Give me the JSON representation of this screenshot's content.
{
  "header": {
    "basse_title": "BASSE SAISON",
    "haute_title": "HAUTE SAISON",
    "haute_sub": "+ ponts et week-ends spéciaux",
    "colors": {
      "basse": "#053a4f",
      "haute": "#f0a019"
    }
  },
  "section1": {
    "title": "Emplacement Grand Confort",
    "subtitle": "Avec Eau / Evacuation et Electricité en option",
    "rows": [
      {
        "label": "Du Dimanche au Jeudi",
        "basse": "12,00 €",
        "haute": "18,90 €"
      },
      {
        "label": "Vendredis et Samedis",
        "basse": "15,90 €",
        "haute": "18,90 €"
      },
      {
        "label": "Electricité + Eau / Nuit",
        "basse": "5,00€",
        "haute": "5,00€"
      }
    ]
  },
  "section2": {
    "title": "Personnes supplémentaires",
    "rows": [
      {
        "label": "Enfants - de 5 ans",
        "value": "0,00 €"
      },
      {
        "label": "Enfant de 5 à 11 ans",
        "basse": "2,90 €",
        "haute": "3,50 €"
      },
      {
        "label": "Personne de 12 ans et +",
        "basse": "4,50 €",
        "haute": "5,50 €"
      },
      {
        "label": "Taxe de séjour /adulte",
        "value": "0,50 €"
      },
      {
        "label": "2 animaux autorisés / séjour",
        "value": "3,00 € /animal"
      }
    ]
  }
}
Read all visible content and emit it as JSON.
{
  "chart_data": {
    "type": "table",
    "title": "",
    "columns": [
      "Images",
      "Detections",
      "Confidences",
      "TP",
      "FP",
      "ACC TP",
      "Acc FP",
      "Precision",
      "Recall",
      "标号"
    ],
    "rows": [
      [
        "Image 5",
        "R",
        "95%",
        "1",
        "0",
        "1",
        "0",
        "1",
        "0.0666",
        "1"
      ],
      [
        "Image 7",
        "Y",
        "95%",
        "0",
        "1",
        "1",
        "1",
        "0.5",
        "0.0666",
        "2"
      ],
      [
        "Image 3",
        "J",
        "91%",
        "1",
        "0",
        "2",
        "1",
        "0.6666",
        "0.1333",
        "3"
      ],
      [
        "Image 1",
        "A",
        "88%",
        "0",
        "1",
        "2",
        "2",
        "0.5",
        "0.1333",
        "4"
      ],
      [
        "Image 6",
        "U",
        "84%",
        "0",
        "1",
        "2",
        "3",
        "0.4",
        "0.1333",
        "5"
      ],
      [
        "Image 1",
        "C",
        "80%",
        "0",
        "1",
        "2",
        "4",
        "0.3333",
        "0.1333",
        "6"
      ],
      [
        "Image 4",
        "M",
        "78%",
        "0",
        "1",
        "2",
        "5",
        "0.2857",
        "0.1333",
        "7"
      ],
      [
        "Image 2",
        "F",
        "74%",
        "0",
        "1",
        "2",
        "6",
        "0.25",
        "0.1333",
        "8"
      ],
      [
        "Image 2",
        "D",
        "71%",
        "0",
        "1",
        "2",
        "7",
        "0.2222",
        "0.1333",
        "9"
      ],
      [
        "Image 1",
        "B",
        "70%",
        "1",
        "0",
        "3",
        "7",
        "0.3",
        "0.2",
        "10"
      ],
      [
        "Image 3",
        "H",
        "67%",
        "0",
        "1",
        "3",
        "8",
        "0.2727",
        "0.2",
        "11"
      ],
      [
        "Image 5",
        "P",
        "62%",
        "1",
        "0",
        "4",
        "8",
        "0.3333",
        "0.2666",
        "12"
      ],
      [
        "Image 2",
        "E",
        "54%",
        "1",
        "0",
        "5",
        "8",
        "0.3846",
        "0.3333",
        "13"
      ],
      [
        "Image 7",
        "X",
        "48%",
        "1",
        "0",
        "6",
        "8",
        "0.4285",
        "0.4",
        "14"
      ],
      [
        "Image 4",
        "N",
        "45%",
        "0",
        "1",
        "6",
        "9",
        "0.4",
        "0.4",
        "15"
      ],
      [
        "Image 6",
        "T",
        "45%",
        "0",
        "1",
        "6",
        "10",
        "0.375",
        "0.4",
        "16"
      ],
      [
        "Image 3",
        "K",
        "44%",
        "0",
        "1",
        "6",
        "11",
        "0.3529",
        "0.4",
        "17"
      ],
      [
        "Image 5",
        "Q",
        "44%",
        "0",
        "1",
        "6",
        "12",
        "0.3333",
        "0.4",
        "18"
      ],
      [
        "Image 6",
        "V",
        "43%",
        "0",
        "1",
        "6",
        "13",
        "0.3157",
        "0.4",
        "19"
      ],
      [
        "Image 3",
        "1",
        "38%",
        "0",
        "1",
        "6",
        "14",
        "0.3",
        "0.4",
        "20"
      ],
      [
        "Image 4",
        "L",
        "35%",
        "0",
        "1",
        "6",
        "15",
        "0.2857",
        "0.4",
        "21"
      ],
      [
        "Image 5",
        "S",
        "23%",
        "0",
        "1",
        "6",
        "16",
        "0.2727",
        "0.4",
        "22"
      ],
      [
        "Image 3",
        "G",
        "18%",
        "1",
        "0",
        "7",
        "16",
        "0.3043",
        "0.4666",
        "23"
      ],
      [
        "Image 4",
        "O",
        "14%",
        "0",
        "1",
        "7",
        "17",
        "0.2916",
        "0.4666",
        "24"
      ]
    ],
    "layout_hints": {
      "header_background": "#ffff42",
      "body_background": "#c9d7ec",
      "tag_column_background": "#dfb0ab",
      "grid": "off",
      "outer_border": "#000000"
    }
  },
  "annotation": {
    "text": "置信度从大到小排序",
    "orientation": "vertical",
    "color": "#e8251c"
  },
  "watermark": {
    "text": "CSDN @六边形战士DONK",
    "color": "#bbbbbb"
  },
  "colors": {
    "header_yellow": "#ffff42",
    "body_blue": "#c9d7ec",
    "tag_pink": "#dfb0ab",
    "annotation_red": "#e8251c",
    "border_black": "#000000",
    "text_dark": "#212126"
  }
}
· · · ·
** Problem to solve **
Copy all the records above precisely.

** Completed exercise **
Give me the JSON representation of this screenshot's content.
{
  "header": {
    "basse_title": "BASSE SAISON",
    "haute_title": "HAUTE SAISON",
    "haute_sub": "+ ponts et week-ends spéciaux",
    "colors": {
      "basse": "#053a4f",
      "haute": "#f0a019"
    }
  },
  "section1": {
    "title": "Emplacement Grand Confort",
    "subtitle": "Avec Eau / Evacuation et Electricité en option",
    "rows": [
      {
        "label": "Du Dimanche au Jeudi",
        "basse": "12,00 €",
        "haute": "18,90 €"
      },
      {
        "label": "Vendredis et Samedis",
        "basse": "15,90 €",
        "haute": "18,90 €"
      },
      {
        "label": "Electricité + Eau / Nuit",
        "basse": "5,00€",
        "haute": "5,00€"
      }
    ]
  },
  "section2": {
    "title": "Personnes supplémentaires",
    "rows": [
      {
        "label": "Enfants - de 5 ans",
        "value": "0,00 €"
      },
      {
        "label": "Enfant de 5 à 11 ans",
        "basse": "2,90 €",
        "haute": "3,50 €"
      },
      {
        "label": "Personne de 12 ans et +",
        "basse": "4,50 €",
        "haute": "5,50 €"
      },
      {
        "label": "Taxe de séjour /adulte",
        "value": "0,50 €"
      },
      {
        "label": "2 animaux autorisés / séjour",
        "value": "3,00 € /animal"
      }
    ]
  }
}
Read all visible content and emit it as JSON.
{
  "chart_data": {
    "type": "table",
    "title": "",
    "columns": [
      "Images",
      "Detections",
      "Confidences",
      "TP",
      "FP",
      "ACC TP",
      "Acc FP",
      "Precision",
      "Recall",
      "标号"
    ],
    "rows": [
      [
        "Image 5",
        "R",
        "95%",
        "1",
        "0",
        "1",
        "0",
        "1",
        "0.0666",
        "1"
      ],
      [
        "Image 7",
        "Y",
        "95%",
        "0",
        "1",
        "1",
        "1",
        "0.5",
        "0.0666",
        "2"
      ],
      [
        "Image 3",
        "J",
        "91%",
        "1",
        "0",
        "2",
        "1",
        "0.6666",
        "0.1333",
        "3"
      ],
      [
        "Image 1",
        "A",
        "88%",
        "0",
        "1",
        "2",
        "2",
        "0.5",
        "0.1333",
        "4"
      ],
      [
        "Image 6",
        "U",
        "84%",
        "0",
        "1",
        "2",
        "3",
        "0.4",
        "0.1333",
        "5"
      ],
      [
        "Image 1",
        "C",
        "80%",
        "0",
        "1",
        "2",
        "4",
        "0.3333",
        "0.1333",
        "6"
      ],
      [
        "Image 4",
        "M",
        "78%",
        "0",
        "1",
        "2",
        "5",
        "0.2857",
        "0.1333",
        "7"
      ],
      [
        "Image 2",
        "F",
        "74%",
        "0",
        "1",
        "2",
        "6",
        "0.25",
        "0.1333",
        "8"
      ],
      [
        "Image 2",
        "D",
        "71%",
        "0",
        "1",
        "2",
        "7",
        "0.2222",
        "0.1333",
        "9"
      ],
      [
        "Image 1",
        "B",
        "70%",
        "1",
        "0",
        "3",
        "7",
        "0.3",
        "0.2",
        "10"
      ],
      [
        "Image 3",
        "H",
        "67%",
        "0",
        "1",
        "3",
        "8",
        "0.2727",
        "0.2",
        "11"
      ],
      [
        "Image 5",
        "P",
        "62%",
        "1",
        "0",
        "4",
        "8",
        "0.3333",
        "0.2666",
        "12"
      ],
      [
        "Image 2",
        "E",
        "54%",
        "1",
        "0",
        "5",
        "8",
        "0.3846",
        "0.3333",
        "13"
      ],
      [
        "Image 7",
        "X",
        "48%",
        "1",
        "0",
        "6",
        "8",
        "0.4285",
        "0.4",
        "14"
      ],
      [
        "Image 4",
        "N",
        "45%",
        "0",
        "1",
        "6",
        "9",
        "0.4",
        "0.4",
        "15"
      ],
      [
        "Image 6",
        "T",
        "45%",
        "0",
        "1",
        "6",
        "10",
        "0.375",
        "0.4",
        "16"
      ],
      [
        "Image 3",
        "K",
        "44%",
        "0",
        "1",
        "6",
        "11",
        "0.3529",
        "0.4",
        "17"
      ],
      [
        "Image 5",
        "Q",
        "44%",
        "0",
        "1",
        "6",
        "12",
        "0.3333",
        "0.4",
        "18"
      ],
      [
        "Image 6",
        "V",
        "43%",
        "0",
        "1",
        "6",
        "13",
        "0.3157",
        "0.4",
        "19"
      ],
      [
        "Image 3",
        "1",
        "38%",
        "0",
        "1",
        "6",
        "14",
        "0.3",
        "0.4",
        "20"
      ],
      [
        "Image 4",
        "L",
        "35%",
        "0",
        "1",
        "6",
        "15",
        "0.2857",
        "0.4",
        "21"
      ],
      [
        "Image 5",
        "S",
        "23%",
        "0",
        "1",
        "6",
        "16",
        "0.2727",
        "0.4",
        "22"
      ],
      [
        "Image 3",
        "G",
        "18%",
        "1",
        "0",
        "7",
        "16",
        "0.3043",
        "0.4666",
        "23"
      ],
      [
        "Image 4",
        "O",
        "14%",
        "0",
        "1",
        "7",
        "17",
        "0.2916",
        "0.4666",
        "24"
      ]
    ],
    "layout_hints": {
      "header_background": "#ffff42",
      "body_background": "#c9d7ec",
      "tag_column_background": "#dfb0ab",
      "grid": "off",
      "outer_border": "#000000"
    }
  },
  "annotation": {
    "text": "置信度从大到小排序",
    "orientation": "vertical",
    "color": "#e8251c"
  },
  "watermark": {
    "text": "CSDN @六边形战士DONK",
    "color": "#bbbbbb"
  },
  "colors": {
    "header_yellow": "#ffff42",
    "body_blue": "#c9d7ec",
    "tag_pink": "#dfb0ab",
    "annotation_red": "#e8251c",
    "border_black": "#000000",
    "text_dark": "#212126"
  }
}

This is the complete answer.